WORK INSTRUCTIONS
Every line of the material is to be repeated exactly as it stands.

SUPPLIED MATERIAL

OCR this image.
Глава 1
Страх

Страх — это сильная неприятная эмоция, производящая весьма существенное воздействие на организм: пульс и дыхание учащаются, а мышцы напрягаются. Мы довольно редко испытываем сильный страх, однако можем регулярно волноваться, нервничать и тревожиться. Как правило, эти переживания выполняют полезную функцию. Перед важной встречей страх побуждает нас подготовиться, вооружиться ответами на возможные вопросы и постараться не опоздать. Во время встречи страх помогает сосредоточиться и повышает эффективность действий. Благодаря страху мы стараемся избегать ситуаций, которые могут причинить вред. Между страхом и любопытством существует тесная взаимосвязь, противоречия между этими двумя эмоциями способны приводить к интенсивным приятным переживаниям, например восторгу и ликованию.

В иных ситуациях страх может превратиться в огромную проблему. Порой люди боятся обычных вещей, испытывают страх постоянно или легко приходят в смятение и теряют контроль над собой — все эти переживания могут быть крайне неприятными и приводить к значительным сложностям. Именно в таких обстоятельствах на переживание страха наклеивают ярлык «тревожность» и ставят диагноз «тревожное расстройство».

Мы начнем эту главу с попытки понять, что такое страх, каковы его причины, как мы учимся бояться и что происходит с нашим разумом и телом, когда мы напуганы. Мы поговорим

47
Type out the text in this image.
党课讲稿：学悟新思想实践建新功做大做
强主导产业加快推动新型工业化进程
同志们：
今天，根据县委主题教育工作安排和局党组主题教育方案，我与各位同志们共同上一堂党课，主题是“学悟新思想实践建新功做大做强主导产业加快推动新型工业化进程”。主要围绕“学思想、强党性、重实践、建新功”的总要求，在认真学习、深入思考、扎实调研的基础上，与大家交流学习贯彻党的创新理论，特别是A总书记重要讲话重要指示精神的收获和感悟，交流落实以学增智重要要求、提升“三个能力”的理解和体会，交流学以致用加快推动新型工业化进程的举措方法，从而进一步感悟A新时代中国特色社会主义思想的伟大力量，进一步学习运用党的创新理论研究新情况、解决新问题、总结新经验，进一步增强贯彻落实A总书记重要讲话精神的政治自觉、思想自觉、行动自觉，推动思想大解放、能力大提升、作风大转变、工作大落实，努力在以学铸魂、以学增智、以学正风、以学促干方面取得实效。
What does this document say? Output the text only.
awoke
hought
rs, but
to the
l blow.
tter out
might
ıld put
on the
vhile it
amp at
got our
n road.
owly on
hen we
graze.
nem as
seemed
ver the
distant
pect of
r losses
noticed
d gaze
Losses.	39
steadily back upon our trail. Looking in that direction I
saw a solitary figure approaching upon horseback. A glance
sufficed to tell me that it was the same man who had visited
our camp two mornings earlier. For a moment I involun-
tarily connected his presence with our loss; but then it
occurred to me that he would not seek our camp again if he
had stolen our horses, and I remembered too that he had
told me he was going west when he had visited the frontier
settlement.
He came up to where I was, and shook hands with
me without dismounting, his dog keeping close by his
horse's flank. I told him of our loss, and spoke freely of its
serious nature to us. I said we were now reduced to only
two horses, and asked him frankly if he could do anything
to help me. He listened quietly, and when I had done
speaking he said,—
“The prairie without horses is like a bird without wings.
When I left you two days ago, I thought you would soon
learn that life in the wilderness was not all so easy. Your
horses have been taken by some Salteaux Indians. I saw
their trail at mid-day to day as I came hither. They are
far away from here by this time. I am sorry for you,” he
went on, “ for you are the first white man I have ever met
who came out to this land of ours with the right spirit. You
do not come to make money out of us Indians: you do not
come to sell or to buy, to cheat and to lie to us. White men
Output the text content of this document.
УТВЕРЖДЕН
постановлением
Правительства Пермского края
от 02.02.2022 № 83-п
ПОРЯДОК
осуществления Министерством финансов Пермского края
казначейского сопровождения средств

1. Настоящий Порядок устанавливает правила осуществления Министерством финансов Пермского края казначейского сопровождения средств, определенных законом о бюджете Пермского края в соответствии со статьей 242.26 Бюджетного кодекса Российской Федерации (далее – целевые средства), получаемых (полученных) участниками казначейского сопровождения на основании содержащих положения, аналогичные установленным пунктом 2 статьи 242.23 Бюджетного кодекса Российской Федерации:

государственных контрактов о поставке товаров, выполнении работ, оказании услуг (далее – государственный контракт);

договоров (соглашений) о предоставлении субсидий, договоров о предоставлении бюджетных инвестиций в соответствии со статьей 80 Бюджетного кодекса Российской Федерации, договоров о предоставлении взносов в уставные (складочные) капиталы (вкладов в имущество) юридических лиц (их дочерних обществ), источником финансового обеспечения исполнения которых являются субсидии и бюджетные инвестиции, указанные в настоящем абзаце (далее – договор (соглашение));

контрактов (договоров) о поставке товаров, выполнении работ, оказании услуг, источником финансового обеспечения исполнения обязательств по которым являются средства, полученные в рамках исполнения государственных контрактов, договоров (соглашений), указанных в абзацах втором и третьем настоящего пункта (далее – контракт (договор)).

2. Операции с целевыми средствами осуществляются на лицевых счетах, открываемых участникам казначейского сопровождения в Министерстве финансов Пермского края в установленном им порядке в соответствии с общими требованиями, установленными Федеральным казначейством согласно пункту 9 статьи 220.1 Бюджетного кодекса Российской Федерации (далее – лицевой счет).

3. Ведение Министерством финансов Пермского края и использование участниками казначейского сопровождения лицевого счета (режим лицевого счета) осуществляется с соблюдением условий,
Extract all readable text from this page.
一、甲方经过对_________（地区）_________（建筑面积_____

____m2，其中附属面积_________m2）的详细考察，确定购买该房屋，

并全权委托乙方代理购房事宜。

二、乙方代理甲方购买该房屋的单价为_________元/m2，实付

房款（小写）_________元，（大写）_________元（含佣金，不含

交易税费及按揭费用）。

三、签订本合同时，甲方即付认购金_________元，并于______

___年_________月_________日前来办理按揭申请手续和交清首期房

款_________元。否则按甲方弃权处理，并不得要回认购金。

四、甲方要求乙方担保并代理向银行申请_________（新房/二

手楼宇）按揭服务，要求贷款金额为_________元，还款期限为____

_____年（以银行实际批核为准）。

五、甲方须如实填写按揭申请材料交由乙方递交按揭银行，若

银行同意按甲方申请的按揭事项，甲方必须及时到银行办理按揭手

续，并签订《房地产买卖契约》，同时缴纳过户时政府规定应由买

FINAL RESULT
OCR this image.
Глава 1
Страх

Страх — это сильная неприятная эмоция, производящая весьма существенное воздействие на организм: пульс и дыхание учащаются, а мышцы напрягаются. Мы довольно редко испытываем сильный страх, однако можем регулярно волноваться, нервничать и тревожиться. Как правило, эти переживания выполняют полезную функцию. Перед важной встречей страх побуждает нас подготовиться, вооружиться ответами на возможные вопросы и постараться не опоздать. Во время встречи страх помогает сосредоточиться и повышает эффективность действий. Благодаря страху мы стараемся избегать ситуаций, которые могут причинить вред. Между страхом и любопытством существует тесная взаимосвязь, противоречия между этими двумя эмоциями способны приводить к интенсивным приятным переживаниям, например восторгу и ликованию.

В иных ситуациях страх может превратиться в огромную проблему. Порой люди боятся обычных вещей, испытывают страх постоянно или легко приходят в смятение и теряют контроль над собой — все эти переживания могут быть крайне неприятными и приводить к значительным сложностям. Именно в таких обстоятельствах на переживание страха наклеивают ярлык «тревожность» и ставят диагноз «тревожное расстройство».

Мы начнем эту главу с попытки понять, что такое страх, каковы его причины, как мы учимся бояться и что происходит с нашим разумом и телом, когда мы напуганы. Мы поговорим

47
Type out the text in this image.
党课讲稿：学悟新思想实践建新功做大做
强主导产业加快推动新型工业化进程
同志们：
今天，根据县委主题教育工作安排和局党组主题教育方案，我与各位同志们共同上一堂党课，主题是“学悟新思想实践建新功做大做强主导产业加快推动新型工业化进程”。主要围绕“学思想、强党性、重实践、建新功”的总要求，在认真学习、深入思考、扎实调研的基础上，与大家交流学习贯彻党的创新理论，特别是A总书记重要讲话重要指示精神的收获和感悟，交流落实以学增智重要要求、提升“三个能力”的理解和体会，交流学以致用加快推动新型工业化进程的举措方法，从而进一步感悟A新时代中国特色社会主义思想的伟大力量，进一步学习运用党的创新理论研究新情况、解决新问题、总结新经验，进一步增强贯彻落实A总书记重要讲话精神的政治自觉、思想自觉、行动自觉，推动思想大解放、能力大提升、作风大转变、工作大落实，努力在以学铸魂、以学增智、以学正风、以学促干方面取得实效。
What does this document say? Output the text only.
awoke
hought
rs, but
to the
l blow.
tter out
might
ıld put
on the
vhile it
amp at
got our
n road.
owly on
hen we
graze.
nem as
seemed
ver the
distant
pect of
r losses
noticed
d gaze
Losses.	39
steadily back upon our trail. Looking in that direction I
saw a solitary figure approaching upon horseback. A glance
sufficed to tell me that it was the same man who had visited
our camp two mornings earlier. For a moment I involun-
tarily connected his presence with our loss; but then it
occurred to me that he would not seek our camp again if he
had stolen our horses, and I remembered too that he had
told me he was going west when he had visited the frontier
settlement.
He came up to where I was, and shook hands with
me without dismounting, his dog keeping close by his
horse's flank. I told him of our loss, and spoke freely of its
serious nature to us. I said we were now reduced to only
two horses, and asked him frankly if he could do anything
to help me. He listened quietly, and when I had done
speaking he said,—
“The prairie without horses is like a bird without wings.
When I left you two days ago, I thought you would soon
learn that life in the wilderness was not all so easy. Your
horses have been taken by some Salteaux Indians. I saw
their trail at mid-day to day as I came hither. They are
far away from here by this time. I am sorry for you,” he
went on, “ for you are the first white man I have ever met
who came out to this land of ours with the right spirit. You
do not come to make money out of us Indians: you do not
come to sell or to buy, to cheat and to lie to us. White men
Output the text content of this document.
УТВЕРЖДЕН
постановлением
Правительства Пермского края
от 02.02.2022 № 83-п
ПОРЯДОК
осуществления Министерством финансов Пермского края
казначейского сопровождения средств

1. Настоящий Порядок устанавливает правила осуществления Министерством финансов Пермского края казначейского сопровождения средств, определенных законом о бюджете Пермского края в соответствии со статьей 242.26 Бюджетного кодекса Российской Федерации (далее – целевые средства), получаемых (полученных) участниками казначейского сопровождения на основании содержащих положения, аналогичные установленным пунктом 2 статьи 242.23 Бюджетного кодекса Российской Федерации:

государственных контрактов о поставке товаров, выполнении работ, оказании услуг (далее – государственный контракт);

договоров (соглашений) о предоставлении субсидий, договоров о предоставлении бюджетных инвестиций в соответствии со статьей 80 Бюджетного кодекса Российской Федерации, договоров о предоставлении взносов в уставные (складочные) капиталы (вкладов в имущество) юридических лиц (их дочерних обществ), источником финансового обеспечения исполнения которых являются субсидии и бюджетные инвестиции, указанные в настоящем абзаце (далее – договор (соглашение));

контрактов (договоров) о поставке товаров, выполнении работ, оказании услуг, источником финансового обеспечения исполнения обязательств по которым являются средства, полученные в рамках исполнения государственных контрактов, договоров (соглашений), указанных в абзацах втором и третьем настоящего пункта (далее – контракт (договор)).

2. Операции с целевыми средствами осуществляются на лицевых счетах, открываемых участникам казначейского сопровождения в Министерстве финансов Пермского края в установленном им порядке в соответствии с общими требованиями, установленными Федеральным казначейством согласно пункту 9 статьи 220.1 Бюджетного кодекса Российской Федерации (далее – лицевой счет).

3. Ведение Министерством финансов Пермского края и использование участниками казначейского сопровождения лицевого счета (режим лицевого счета) осуществляется с соблюдением условий,
Extract all readable text from this page.
一、甲方经过对_________（地区）_________（建筑面积_____

____m2，其中附属面积_________m2）的详细考察，确定购买该房屋，

并全权委托乙方代理购房事宜。

二、乙方代理甲方购买该房屋的单价为_________元/m2，实付

房款（小写）_________元，（大写）_________元（含佣金，不含

交易税费及按揭费用）。

三、签订本合同时，甲方即付认购金_________元，并于______

___年_________月_________日前来办理按揭申请手续和交清首期房

款_________元。否则按甲方弃权处理，并不得要回认购金。

四、甲方要求乙方担保并代理向银行申请_________（新房/二

手楼宇）按揭服务，要求贷款金额为_________元，还款期限为____

_____年（以银行实际批核为准）。

五、甲方须如实填写按揭申请材料交由乙方递交按揭银行，若

银行同意按甲方申请的按揭事项，甲方必须及时到银行办理按揭手

续，并签订《房地产买卖契约》，同时缴纳过户时政府规定应由买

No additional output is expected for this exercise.